Your instructions: Write the entries below out again exactly; any picture in them stays out.

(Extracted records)
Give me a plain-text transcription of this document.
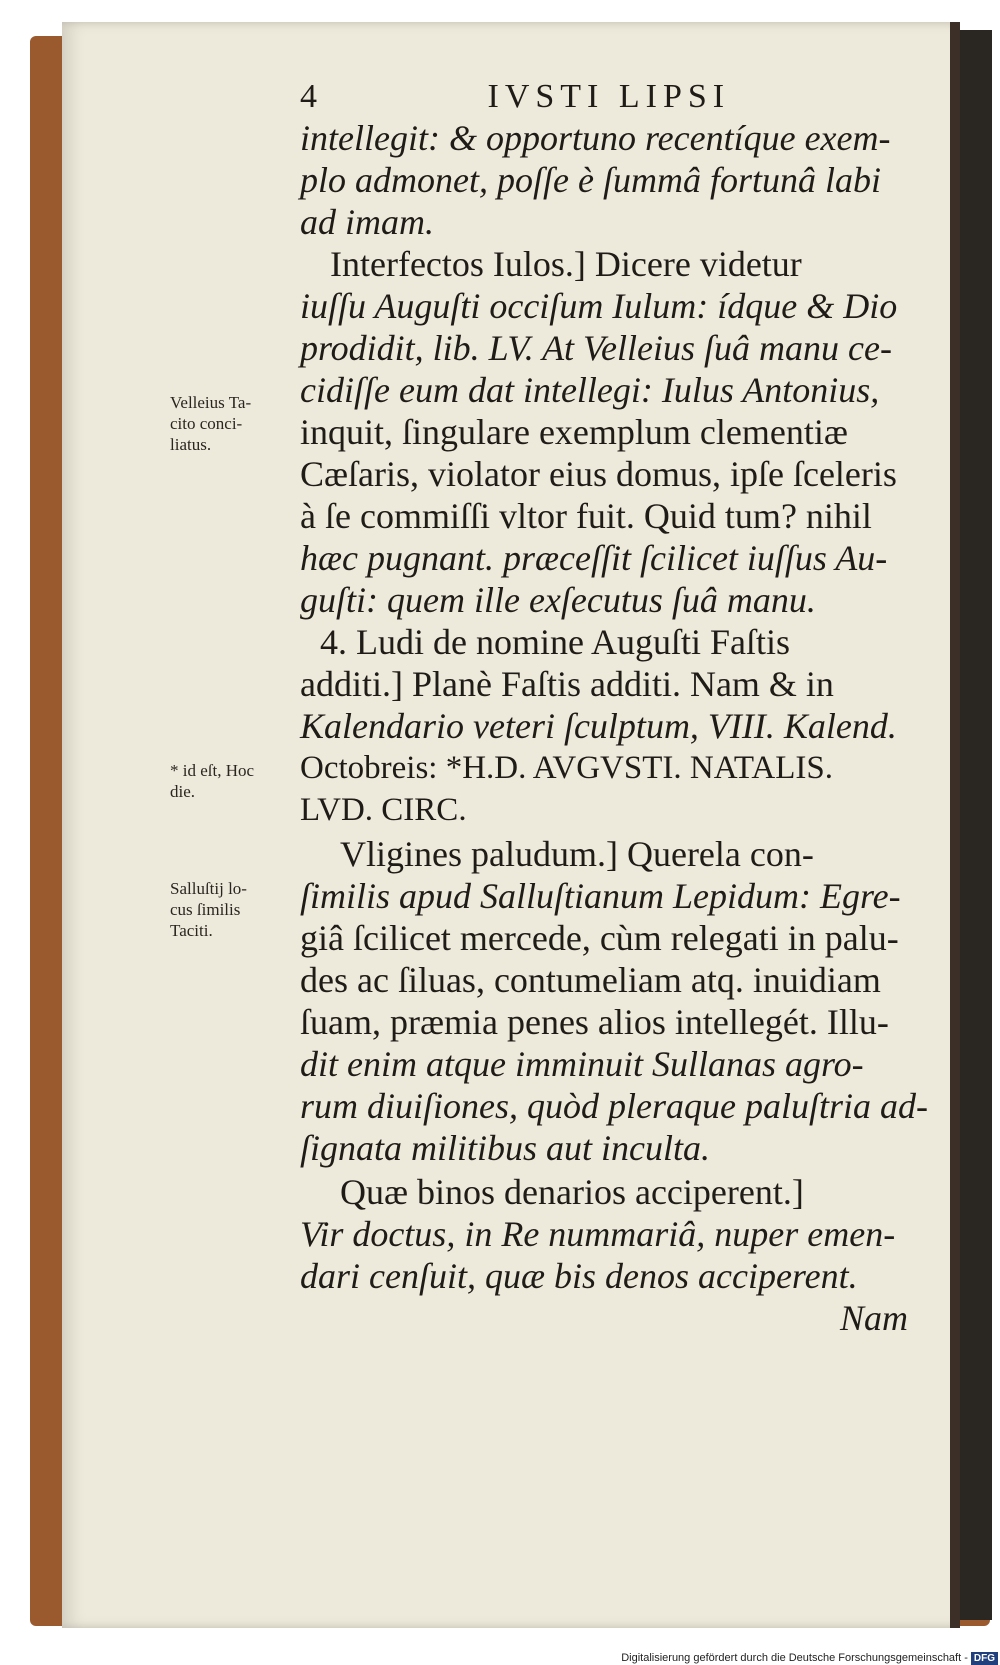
4	IVSTI LIPSI
intellegit: & opportuno recentíque exem-
plo admonet, poſſe è ſummâ fortunâ labi
ad imam.
Interfectos Iulos.] Dicere videtur
iuſſu Auguſti occiſum Iulum: ídque & Dio
prodidit, lib. LV. At Velleius ſuâ manu ce-
cidiſſe eum dat intellegi: Iulus Antonius,
inquit, ſingulare exemplum clementiæ
Cæſaris, violator eius domus, ipſe ſceleris
à ſe commiſſi vltor fuit. Quid tum? nihil
hæc pugnant. præceſſit ſcilicet iuſſus Au-
guſti: quem ille exſecutus ſuâ manu.
4. Ludi de nomine Auguſti Faſtis
additi.] Planè Faſtis additi. Nam & in
Kalendario veteri ſculptum, VIII. Kalend.
Octobreis: *H.D. AVGVSTI. NATALIS.
LVD. CIRC.
Vligines paludum.] Querela con-
ſimilis apud Salluſtianum Lepidum: Egre-
giâ ſcilicet mercede, cùm relegati in palu-
des ac ſiluas, contumeliam atq. inuidiam
ſuam, præmia penes alios intellegét. Illu-
dit enim atque imminuit Sullanas agro-
rum diuiſiones, quòd pleraque paluſtria ad-
ſignata militibus aut inculta.
Quæ binos denarios acciperent.]
Vir doctus, in Re nummariâ, nuper emen-
dari cenſuit, quæ bis denos acciperent.
Nam
Velleius Ta-
cito conci-
liatus.
* id eſt, Hoc
die.
Salluſtij lo-
cus ſimilis
Taciti.
Digitalisierung gefördert durch die Deutsche Forschungsgemeinschaft - DFG
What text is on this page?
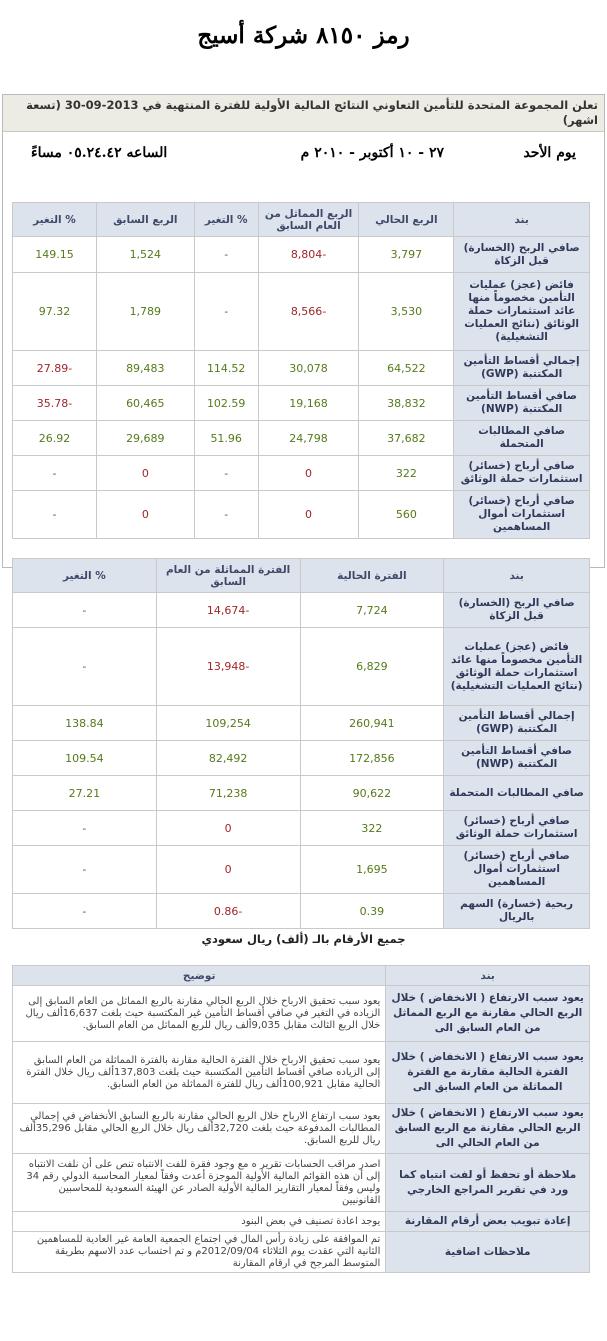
رمز ٨١٥٠ شركة أسيج
تعلن المجموعة المتحدة للتأمين التعاوني النتائج المالية الأولية للفترة المنتهية في 2013-09-30 (تسعة اشهر)
يوم الأحد
٢٧ - ١٠ أكتوبر - ٢٠١٠ م
الساعه ٠٥.٢٤.٤٢ مساءً
بند	الربع الحالي	الربع المماثل من العام السابق	% التغير	الربع السابق	% التغير
صافي الربح (الخسارة) قبل الزكاة	3,797	-8,804	-	1,524	149.15
فائض (عجز) عمليات التأمين مخصوماً منها عائد استثمارات حملة الوثائق (نتائج العمليات التشغيلية)	3,530	-8,566	-	1,789	97.32
إجمالي أقساط التأمين المكتتبة (GWP)	64,522	30,078	114.52	89,483	-27.89
صافي أقساط التأمين المكتتبة (NWP)	38,832	19,168	102.59	60,465	-35.78
صافي المطالبات المتحملة	37,682	24,798	51.96	29,689	26.92
صافي أرباح (خسائر) استثمارات حملة الوثائق	322	0	-	0	-
صافي أرباح (خسائر) استثمارات أموال المساهمين	560	0	-	0	-
بند	الفترة الحالية	الفترة المماثلة من العام السابق	% التغير
صافي الربح (الخسارة) قبل الزكاة	7,724	-14,674	-
فائض (عجز) عمليات التأمين مخصوماً منها عائد استثمارات حملة الوثائق (نتائج العمليات التشغيلية)	6,829	-13,948	-
إجمالي أقساط التأمين المكتتبة (GWP)	260,941	109,254	138.84
صافي أقساط التأمين المكتتبة (NWP)	172,856	82,492	109.54
صافي المطالبات المتحملة	90,622	71,238	27.21
صافي أرباح (خسائر) استثمارات حملة الوثائق	322	0	-
صافي أرباح (خسائر) استثمارات أموال المساهمين	1,695	0	-
ربحية (خسارة) السهم بالريال	0.39	-0.86	-
جميع الأرقام بالـ (ألف) ريال سعودي
بند	توضيح
يعود سبب الارتفاع ( الانخفاض ) خلال الربع الحالي مقارنة مع الربع المماثل من العام السابق الى	يعود سبب تحقيق الارباح خلال الربع الحالي مقارنة بالربع المماثل من العام السابق إلى الزياده في التغير في صافي أقساط التأمين غير المكتسبة حيث بلغت 16,637ألف ريال خلال الربع الثالث مقابل 9,035ألف ريال للربع المماثل من العام السابق.
يعود سبب الارتفاع ( الانخفاض ) خلال الفترة الحالية مقارنة مع الفترة المماثلة من العام السابق الى	يعود سبب تحقيق الارباح خلال الفترة الحالية مقارنة بالفترة المماثلة من العام السابق إلى الزياده صافي أقساط التأمين المكتسبة حيث بلغت 137,803ألف ريال خلال الفترة الحالية مقابل 100,921ألف ريال للفترة المماثلة من العام السابق.
يعود سبب الارتفاع ( الانخفاض ) خلال الربع الحالي مقارنة مع الربع السابق من العام الحالي الى	يعود سبب ارتفاع الارباح خلال الربع الحالي مقارنة بالربع السابق الأنخفاض في إجمالي المطالبات المدفوعة حيث بلغت 32,720ألف ريال خلال الربع الحالي مقابل 35,296ألف ريال للربع السابق.
ملاحظة أو تحفظ أو لفت انتباه كما ورد في تقرير المراجع الخارجي	اصدر مراقب الحسابات تقرير ه مع وجود فقرة للفت الانتباه تنص على أن نلفت الانتباه إلى أن هذه القوائم المالية الأولية الموجزة أعدت وفقاً لمعيار المحاسبة الدولي رقم 34 وليس وفقاً لمعيار التقارير المالية الأولية الصادر عن الهيئة السعودية للمحاسبين القانونيين
إعادة تبويب بعض أرقام المقارنة	يوجد اعادة تصنيف في بعض البنود
ملاحظات اضافية	تم الموافقة على زيادة رأس المال في اجتماع الجمعية العامة غير العادية للمساهمين الثانية التي عقدت يوم الثلاثاء 2012/09/04م و تم احتساب عدد الاسهم بطريقة المتوسط المرجح في ارقام المقارنة
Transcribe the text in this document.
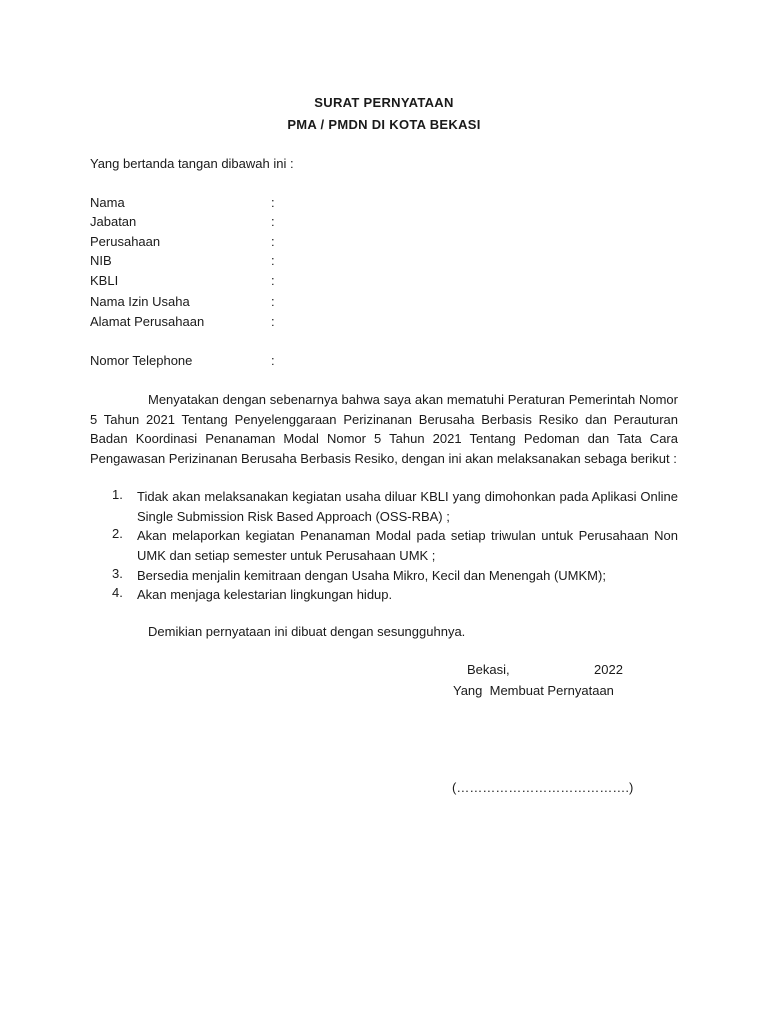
SURAT PERNYATAAN
PMA / PMDN DI KOTA BEKASI
Yang bertanda tangan dibawah ini :
Nama	:
Jabatan	:
Perusahaan	:
NIB	:
KBLI	:
Nama Izin Usaha	:
Alamat Perusahaan	:
Nomor Telephone	:
Menyatakan dengan sebenarnya bahwa saya akan mematuhi Peraturan Pemerintah Nomor 5 Tahun 2021 Tentang Penyelenggaraan Perizinanan Berusaha Berbasis Resiko dan Perauturan Badan Koordinasi Penanaman Modal Nomor 5 Tahun 2021 Tentang Pedoman dan Tata Cara Pengawasan Perizinanan Berusaha Berbasis Resiko, dengan ini akan melaksanakan sebaga berikut :
1. Tidak akan melaksanakan kegiatan usaha diluar KBLI yang dimohonkan pada Aplikasi Online Single Submission Risk Based Approach (OSS-RBA) ;
2. Akan melaporkan kegiatan Penanaman Modal pada setiap triwulan untuk Perusahaan Non UMK dan setiap semester untuk Perusahaan UMK ;
3. Bersedia menjalin kemitraan dengan Usaha Mikro, Kecil dan Menengah (UMKM);
4. Akan menjaga kelestarian lingkungan hidup.
Demikian pernyataan ini dibuat dengan sesungguhnya.
Bekasi,	2022
Yang  Membuat Pernyataan
(………………………………….)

Full answer:
Give me a plain-text transcription of this document.
4	IVSTI LIPSI
intellegit: & opportuno recentíque exem-
plo admonet, poſſe è ſummâ fortunâ labi
ad imam.
Interfectos Iulos.] Dicere videtur
iuſſu Auguſti occiſum Iulum: ídque & Dio
prodidit, lib. LV. At Velleius ſuâ manu ce-
cidiſſe eum dat intellegi: Iulus Antonius,
inquit, ſingulare exemplum clementiæ
Cæſaris, violator eius domus, ipſe ſceleris
à ſe commiſſi vltor fuit. Quid tum? nihil
hæc pugnant. præceſſit ſcilicet iuſſus Au-
guſti: quem ille exſecutus ſuâ manu.
4. Ludi de nomine Auguſti Faſtis
additi.] Planè Faſtis additi. Nam & in
Kalendario veteri ſculptum, VIII. Kalend.
Octobreis: *H.D. AVGVSTI. NATALIS.
LVD. CIRC.
Vligines paludum.] Querela con-
ſimilis apud Salluſtianum Lepidum: Egre-
giâ ſcilicet mercede, cùm relegati in palu-
des ac ſiluas, contumeliam atq. inuidiam
ſuam, præmia penes alios intellegét. Illu-
dit enim atque imminuit Sullanas agro-
rum diuiſiones, quòd pleraque paluſtria ad-
ſignata militibus aut inculta.
Quæ binos denarios acciperent.]
Vir doctus, in Re nummariâ, nuper emen-
dari cenſuit, quæ bis denos acciperent.
Nam
Velleius Ta-
cito conci-
liatus.
* id eſt, Hoc
die.
Salluſtij lo-
cus ſimilis
Taciti.
Digitalisierung gefördert durch die Deutsche Forschungsgemeinschaft - DFG
What text is on this page?
رمز ٨١٥٠ شركة أسيج
تعلن المجموعة المتحدة للتأمين التعاوني النتائج المالية الأولية للفترة المنتهية في 2013-09-30 (تسعة اشهر)
يوم الأحد
٢٧ - ١٠ أكتوبر - ٢٠١٠ م
الساعه ٠٥.٢٤.٤٢ مساءً
بند	الربع الحالي	الربع المماثل من العام السابق	% التغير	الربع السابق	% التغير
صافي الربح (الخسارة) قبل الزكاة	3,797	-8,804	-	1,524	149.15
فائض (عجز) عمليات التأمين مخصوماً منها عائد استثمارات حملة الوثائق (نتائج العمليات التشغيلية)	3,530	-8,566	-	1,789	97.32
إجمالي أقساط التأمين المكتتبة (GWP)	64,522	30,078	114.52	89,483	-27.89
صافي أقساط التأمين المكتتبة (NWP)	38,832	19,168	102.59	60,465	-35.78
صافي المطالبات المتحملة	37,682	24,798	51.96	29,689	26.92
صافي أرباح (خسائر) استثمارات حملة الوثائق	322	0	-	0	-
صافي أرباح (خسائر) استثمارات أموال المساهمين	560	0	-	0	-
بند	الفترة الحالية	الفترة المماثلة من العام السابق	% التغير
صافي الربح (الخسارة) قبل الزكاة	7,724	-14,674	-
فائض (عجز) عمليات التأمين مخصوماً منها عائد استثمارات حملة الوثائق (نتائج العمليات التشغيلية)	6,829	-13,948	-
إجمالي أقساط التأمين المكتتبة (GWP)	260,941	109,254	138.84
صافي أقساط التأمين المكتتبة (NWP)	172,856	82,492	109.54
صافي المطالبات المتحملة	90,622	71,238	27.21
صافي أرباح (خسائر) استثمارات حملة الوثائق	322	0	-
صافي أرباح (خسائر) استثمارات أموال المساهمين	1,695	0	-
ربحية (خسارة) السهم بالريال	0.39	-0.86	-
جميع الأرقام بالـ (ألف) ريال سعودي
بند	توضيح
يعود سبب الارتفاع ( الانخفاض ) خلال الربع الحالي مقارنة مع الربع المماثل من العام السابق الى	يعود سبب تحقيق الارباح خلال الربع الحالي مقارنة بالربع المماثل من العام السابق إلى الزياده في التغير في صافي أقساط التأمين غير المكتسبة حيث بلغت 16,637ألف ريال خلال الربع الثالث مقابل 9,035ألف ريال للربع المماثل من العام السابق.
يعود سبب الارتفاع ( الانخفاض ) خلال الفترة الحالية مقارنة مع الفترة المماثلة من العام السابق الى	يعود سبب تحقيق الارباح خلال الفترة الحالية مقارنة بالفترة المماثلة من العام السابق إلى الزياده صافي أقساط التأمين المكتسبة حيث بلغت 137,803ألف ريال خلال الفترة الحالية مقابل 100,921ألف ريال للفترة المماثلة من العام السابق.
يعود سبب الارتفاع ( الانخفاض ) خلال الربع الحالي مقارنة مع الربع السابق من العام الحالي الى	يعود سبب ارتفاع الارباح خلال الربع الحالي مقارنة بالربع السابق الأنخفاض في إجمالي المطالبات المدفوعة حيث بلغت 32,720ألف ريال خلال الربع الحالي مقابل 35,296ألف ريال للربع السابق.
ملاحظة أو تحفظ أو لفت انتباه كما ورد في تقرير المراجع الخارجي	اصدر مراقب الحسابات تقرير ه مع وجود فقرة للفت الانتباه تنص على أن نلفت الانتباه إلى أن هذه القوائم المالية الأولية الموجزة أعدت وفقاً لمعيار المحاسبة الدولي رقم 34 وليس وفقاً لمعيار التقارير المالية الأولية الصادر عن الهيئة السعودية للمحاسبين القانونيين
إعادة تبويب بعض أرقام المقارنة	يوجد اعادة تصنيف في بعض البنود
ملاحظات اضافية	تم الموافقة على زيادة رأس المال في اجتماع الجمعية العامة غير العادية للمساهمين الثانية التي عقدت يوم الثلاثاء 2012/09/04م و تم احتساب عدد الاسهم بطريقة المتوسط المرجح في ارقام المقارنة
Transcribe the text in this document.
SURAT PERNYATAAN
PMA / PMDN DI KOTA BEKASI
Yang bertanda tangan dibawah ini :
Nama	:
Jabatan	:
Perusahaan	:
NIB	:
KBLI	:
Nama Izin Usaha	:
Alamat Perusahaan	:
Nomor Telephone	:
Menyatakan dengan sebenarnya bahwa saya akan mematuhi Peraturan Pemerintah Nomor 5 Tahun 2021 Tentang Penyelenggaraan Perizinanan Berusaha Berbasis Resiko dan Perauturan Badan Koordinasi Penanaman Modal Nomor 5 Tahun 2021 Tentang Pedoman dan Tata Cara Pengawasan Perizinanan Berusaha Berbasis Resiko, dengan ini akan melaksanakan sebaga berikut :
1. Tidak akan melaksanakan kegiatan usaha diluar KBLI yang dimohonkan pada Aplikasi Online Single Submission Risk Based Approach (OSS-RBA) ;
2. Akan melaporkan kegiatan Penanaman Modal pada setiap triwulan untuk Perusahaan Non UMK dan setiap semester untuk Perusahaan UMK ;
3. Bersedia menjalin kemitraan dengan Usaha Mikro, Kecil dan Menengah (UMKM);
4. Akan menjaga kelestarian lingkungan hidup.
Demikian pernyataan ini dibuat dengan sesungguhnya.
Bekasi,	2022
Yang  Membuat Pernyataan
(………………………………….)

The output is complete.